Source data:
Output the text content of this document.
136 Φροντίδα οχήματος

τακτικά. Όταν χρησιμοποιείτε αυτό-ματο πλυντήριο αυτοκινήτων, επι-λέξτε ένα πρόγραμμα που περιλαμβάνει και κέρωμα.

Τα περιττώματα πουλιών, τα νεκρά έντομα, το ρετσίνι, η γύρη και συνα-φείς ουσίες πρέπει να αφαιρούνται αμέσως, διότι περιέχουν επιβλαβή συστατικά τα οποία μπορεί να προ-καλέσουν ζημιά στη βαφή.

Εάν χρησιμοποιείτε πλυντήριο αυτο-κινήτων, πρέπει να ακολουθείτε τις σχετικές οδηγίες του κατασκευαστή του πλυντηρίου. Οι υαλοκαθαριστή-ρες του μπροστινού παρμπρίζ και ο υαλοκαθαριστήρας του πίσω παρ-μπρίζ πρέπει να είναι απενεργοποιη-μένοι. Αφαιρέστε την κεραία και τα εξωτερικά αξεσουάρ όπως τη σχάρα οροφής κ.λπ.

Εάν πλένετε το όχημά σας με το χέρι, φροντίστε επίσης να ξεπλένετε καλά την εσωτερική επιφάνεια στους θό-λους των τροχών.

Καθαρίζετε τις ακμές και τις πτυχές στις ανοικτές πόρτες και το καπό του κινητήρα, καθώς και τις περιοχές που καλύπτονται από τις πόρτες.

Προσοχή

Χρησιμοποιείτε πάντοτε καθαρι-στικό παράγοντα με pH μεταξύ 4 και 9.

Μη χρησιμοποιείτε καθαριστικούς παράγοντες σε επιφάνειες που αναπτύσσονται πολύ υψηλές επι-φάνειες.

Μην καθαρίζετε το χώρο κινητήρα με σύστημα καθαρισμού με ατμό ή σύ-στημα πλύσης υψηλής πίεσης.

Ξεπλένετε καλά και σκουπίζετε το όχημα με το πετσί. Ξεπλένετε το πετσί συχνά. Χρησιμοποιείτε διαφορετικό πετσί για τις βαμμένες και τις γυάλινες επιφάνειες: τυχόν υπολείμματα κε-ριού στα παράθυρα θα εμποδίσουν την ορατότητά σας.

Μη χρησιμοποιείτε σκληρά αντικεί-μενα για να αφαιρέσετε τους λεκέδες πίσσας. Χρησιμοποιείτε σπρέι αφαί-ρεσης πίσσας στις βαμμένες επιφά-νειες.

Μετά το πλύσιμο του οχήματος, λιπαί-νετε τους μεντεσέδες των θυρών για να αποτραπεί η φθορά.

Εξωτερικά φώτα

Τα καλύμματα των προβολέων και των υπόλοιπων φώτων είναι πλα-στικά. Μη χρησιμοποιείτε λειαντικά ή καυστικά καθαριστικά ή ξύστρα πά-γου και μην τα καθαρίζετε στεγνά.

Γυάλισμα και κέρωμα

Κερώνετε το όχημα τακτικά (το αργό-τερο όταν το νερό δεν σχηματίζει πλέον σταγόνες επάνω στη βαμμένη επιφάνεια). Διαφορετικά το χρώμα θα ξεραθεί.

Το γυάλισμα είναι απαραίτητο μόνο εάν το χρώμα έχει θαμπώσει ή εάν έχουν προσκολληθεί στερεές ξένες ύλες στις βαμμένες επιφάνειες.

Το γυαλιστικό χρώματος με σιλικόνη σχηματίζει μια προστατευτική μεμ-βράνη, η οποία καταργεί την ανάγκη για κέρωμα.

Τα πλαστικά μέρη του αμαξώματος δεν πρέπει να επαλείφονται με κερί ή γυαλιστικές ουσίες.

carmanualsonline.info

§ **Directions for this task**
Please output the entries above, every line exactly as it reads.

§ **Solution to the problem**
Output the text content of this document.
136 Φροντίδα οχήματος

τακτικά. Όταν χρησιμοποιείτε αυτό-ματο πλυντήριο αυτοκινήτων, επι-λέξτε ένα πρόγραμμα που περιλαμβάνει και κέρωμα.

Τα περιττώματα πουλιών, τα νεκρά έντομα, το ρετσίνι, η γύρη και συνα-φείς ουσίες πρέπει να αφαιρούνται αμέσως, διότι περιέχουν επιβλαβή συστατικά τα οποία μπορεί να προ-καλέσουν ζημιά στη βαφή.

Εάν χρησιμοποιείτε πλυντήριο αυτο-κινήτων, πρέπει να ακολουθείτε τις σχετικές οδηγίες του κατασκευαστή του πλυντηρίου. Οι υαλοκαθαριστή-ρες του μπροστινού παρμπρίζ και ο υαλοκαθαριστήρας του πίσω παρ-μπρίζ πρέπει να είναι απενεργοποιη-μένοι. Αφαιρέστε την κεραία και τα εξωτερικά αξεσουάρ όπως τη σχάρα οροφής κ.λπ.

Εάν πλένετε το όχημά σας με το χέρι, φροντίστε επίσης να ξεπλένετε καλά την εσωτερική επιφάνεια στους θό-λους των τροχών.

Καθαρίζετε τις ακμές και τις πτυχές στις ανοικτές πόρτες και το καπό του κινητήρα, καθώς και τις περιοχές που καλύπτονται από τις πόρτες.

Προσοχή

Χρησιμοποιείτε πάντοτε καθαρι-στικό παράγοντα με pH μεταξύ 4 και 9.

Μη χρησιμοποιείτε καθαριστικούς παράγοντες σε επιφάνειες που αναπτύσσονται πολύ υψηλές επι-φάνειες.

Μην καθαρίζετε το χώρο κινητήρα με σύστημα καθαρισμού με ατμό ή σύ-στημα πλύσης υψηλής πίεσης.

Ξεπλένετε καλά και σκουπίζετε το όχημα με το πετσί. Ξεπλένετε το πετσί συχνά. Χρησιμοποιείτε διαφορετικό πετσί για τις βαμμένες και τις γυάλινες επιφάνειες: τυχόν υπολείμματα κε-ριού στα παράθυρα θα εμποδίσουν την ορατότητά σας.

Μη χρησιμοποιείτε σκληρά αντικεί-μενα για να αφαιρέσετε τους λεκέδες πίσσας. Χρησιμοποιείτε σπρέι αφαί-ρεσης πίσσας στις βαμμένες επιφά-νειες.

Μετά το πλύσιμο του οχήματος, λιπαί-νετε τους μεντεσέδες των θυρών για να αποτραπεί η φθορά.

Εξωτερικά φώτα

Τα καλύμματα των προβολέων και των υπόλοιπων φώτων είναι πλα-στικά. Μη χρησιμοποιείτε λειαντικά ή καυστικά καθαριστικά ή ξύστρα πά-γου και μην τα καθαρίζετε στεγνά.

Γυάλισμα και κέρωμα

Κερώνετε το όχημα τακτικά (το αργό-τερο όταν το νερό δεν σχηματίζει πλέον σταγόνες επάνω στη βαμμένη επιφάνεια). Διαφορετικά το χρώμα θα ξεραθεί.

Το γυάλισμα είναι απαραίτητο μόνο εάν το χρώμα έχει θαμπώσει ή εάν έχουν προσκολληθεί στερεές ξένες ύλες στις βαμμένες επιφάνειες.

Το γυαλιστικό χρώματος με σιλικόνη σχηματίζει μια προστατευτική μεμ-βράνη, η οποία καταργεί την ανάγκη για κέρωμα.

Τα πλαστικά μέρη του αμαξώματος δεν πρέπει να επαλείφονται με κερί ή γυαλιστικές ουσίες.

carmanualsonline.info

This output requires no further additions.